— START INPUT MATERIAL —

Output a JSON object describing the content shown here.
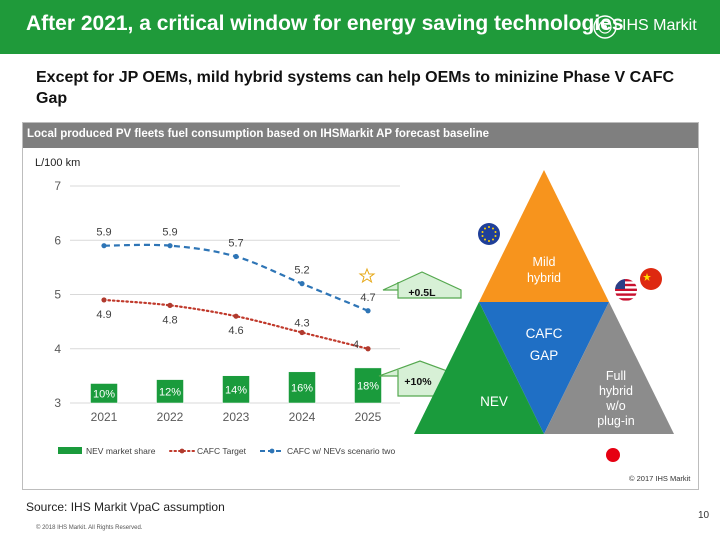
{
  "header": {
    "title": "After 2021, a critical window for energy saving technologies",
    "logo_text": "IHS Markit"
  },
  "subtitle": "Except for JP OEMs, mild hybrid systems can help OEMs to minizine Phase V CAFC Gap",
  "panel_title": "Local produced PV fleets fuel consumption based on IHSMarkit AP forecast baseline",
  "source": "Source: IHS Markit VpaC assumption",
  "footer_copyright": "© 2018 IHS Markit. All Rights Reserved.",
  "page_number": "10",
  "chart_copyright": "© 2017 IHS Markit",
  "chart_data": {
    "type": "bar",
    "ylabel": "L/100 km",
    "ylim": [
      3,
      7
    ],
    "yticks": [
      "3",
      "4",
      "5",
      "6",
      "7"
    ],
    "categories": [
      "2021",
      "2022",
      "2023",
      "2024",
      "2025"
    ],
    "series": [
      {
        "name": "NEV market share",
        "type": "bar",
        "values": [
          10,
          12,
          14,
          16,
          18
        ],
        "labels": [
          "10%",
          "12%",
          "14%",
          "16%",
          "18%"
        ],
        "color": "#1a9b3c"
      },
      {
        "name": "CAFC Target",
        "type": "line",
        "style": "dotted",
        "values": [
          4.9,
          4.8,
          4.6,
          4.3,
          4
        ],
        "labels": [
          "4.9",
          "4.8",
          "4.6",
          "4.3",
          "4"
        ],
        "color": "#c0392b"
      },
      {
        "name": "CAFC w/ NEVs scenario two",
        "type": "line",
        "style": "dashed",
        "values": [
          5.9,
          5.9,
          5.7,
          5.2,
          4.7
        ],
        "labels": [
          "5.9",
          "5.9",
          "5.7",
          "5.2",
          "4.7"
        ],
        "color": "#2e75b6"
      }
    ],
    "annotations": [
      "+0.5L",
      "+10%"
    ],
    "legend_position": "bottom"
  },
  "triangle": {
    "top": "Mild hybrid",
    "center_line1": "CAFC",
    "center_line2": "GAP",
    "left": "NEV",
    "right_lines": [
      "Full",
      "hybrid",
      "w/o",
      "plug-in"
    ],
    "colors": {
      "top": "#f7941d",
      "center": "#1f6fc5",
      "left": "#1a9b3c",
      "right": "#8c8c8c"
    }
  }
}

— END INPUT MATERIAL —

GIVEN TASK: Report how many lines of the listing hold the string "CAFC", giving only the number.

OUTPUT: 4